*WHAT IS EXPECTED*
Gather all lines in the records below that include the word "this".

*DATASET EXTRACT*
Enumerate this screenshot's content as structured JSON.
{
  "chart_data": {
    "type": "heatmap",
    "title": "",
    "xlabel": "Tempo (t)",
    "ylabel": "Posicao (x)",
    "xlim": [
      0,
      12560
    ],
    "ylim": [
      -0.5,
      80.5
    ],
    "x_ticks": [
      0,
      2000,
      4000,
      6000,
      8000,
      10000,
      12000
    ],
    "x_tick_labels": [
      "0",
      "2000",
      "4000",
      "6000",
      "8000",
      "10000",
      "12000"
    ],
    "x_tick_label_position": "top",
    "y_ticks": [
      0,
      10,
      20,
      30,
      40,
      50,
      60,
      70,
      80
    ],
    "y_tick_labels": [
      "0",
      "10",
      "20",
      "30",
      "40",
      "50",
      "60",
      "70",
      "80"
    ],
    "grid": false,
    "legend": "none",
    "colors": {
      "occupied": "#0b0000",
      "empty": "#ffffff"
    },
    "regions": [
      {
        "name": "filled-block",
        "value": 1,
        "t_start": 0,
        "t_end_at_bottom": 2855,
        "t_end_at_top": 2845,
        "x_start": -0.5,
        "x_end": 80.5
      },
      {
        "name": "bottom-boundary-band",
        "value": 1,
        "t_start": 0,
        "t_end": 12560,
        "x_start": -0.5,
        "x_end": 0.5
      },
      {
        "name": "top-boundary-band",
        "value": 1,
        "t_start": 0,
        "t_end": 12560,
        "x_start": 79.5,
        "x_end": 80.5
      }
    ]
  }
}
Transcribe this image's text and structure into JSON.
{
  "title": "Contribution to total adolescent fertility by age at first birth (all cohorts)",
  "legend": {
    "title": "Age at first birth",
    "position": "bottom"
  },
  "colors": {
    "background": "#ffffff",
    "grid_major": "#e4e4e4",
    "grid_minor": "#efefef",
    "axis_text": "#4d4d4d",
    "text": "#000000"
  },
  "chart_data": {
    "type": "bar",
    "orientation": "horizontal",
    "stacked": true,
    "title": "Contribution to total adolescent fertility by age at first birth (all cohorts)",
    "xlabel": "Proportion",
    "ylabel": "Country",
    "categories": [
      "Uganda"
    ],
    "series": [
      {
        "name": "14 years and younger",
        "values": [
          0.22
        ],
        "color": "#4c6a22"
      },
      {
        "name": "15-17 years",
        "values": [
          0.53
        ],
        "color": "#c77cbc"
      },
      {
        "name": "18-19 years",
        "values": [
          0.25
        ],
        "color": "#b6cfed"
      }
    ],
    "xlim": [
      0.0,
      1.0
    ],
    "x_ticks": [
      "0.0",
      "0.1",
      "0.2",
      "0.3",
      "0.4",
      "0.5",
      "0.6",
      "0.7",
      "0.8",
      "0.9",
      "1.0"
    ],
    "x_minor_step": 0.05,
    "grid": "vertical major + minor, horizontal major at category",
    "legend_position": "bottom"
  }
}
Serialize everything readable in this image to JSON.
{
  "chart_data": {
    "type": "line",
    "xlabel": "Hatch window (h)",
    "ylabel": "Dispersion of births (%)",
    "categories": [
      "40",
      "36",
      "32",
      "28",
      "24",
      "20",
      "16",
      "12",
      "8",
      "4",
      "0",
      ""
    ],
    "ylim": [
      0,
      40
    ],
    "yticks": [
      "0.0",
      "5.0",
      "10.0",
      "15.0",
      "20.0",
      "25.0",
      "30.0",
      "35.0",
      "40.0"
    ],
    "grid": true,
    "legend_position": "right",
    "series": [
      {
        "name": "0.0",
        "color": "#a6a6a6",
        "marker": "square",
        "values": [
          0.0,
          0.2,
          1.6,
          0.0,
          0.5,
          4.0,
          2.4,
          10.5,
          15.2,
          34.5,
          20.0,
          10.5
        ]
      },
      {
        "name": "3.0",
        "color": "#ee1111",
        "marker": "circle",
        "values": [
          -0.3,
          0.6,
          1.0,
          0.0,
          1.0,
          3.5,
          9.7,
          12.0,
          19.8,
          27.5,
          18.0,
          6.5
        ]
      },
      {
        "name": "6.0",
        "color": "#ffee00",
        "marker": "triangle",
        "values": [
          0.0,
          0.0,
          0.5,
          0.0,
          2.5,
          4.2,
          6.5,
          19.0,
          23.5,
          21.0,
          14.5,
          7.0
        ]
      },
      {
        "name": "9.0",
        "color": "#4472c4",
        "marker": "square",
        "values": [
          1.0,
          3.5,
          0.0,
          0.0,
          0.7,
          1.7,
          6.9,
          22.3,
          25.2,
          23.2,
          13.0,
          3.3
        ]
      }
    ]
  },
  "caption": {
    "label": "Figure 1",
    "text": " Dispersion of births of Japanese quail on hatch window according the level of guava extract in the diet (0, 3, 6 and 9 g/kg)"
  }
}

*SOLVED PROBLEM*
Enumerate this screenshot's content as structured JSON.
Transcribe this image's text and structure into JSON.
Serialize everything readable in this image to JSON.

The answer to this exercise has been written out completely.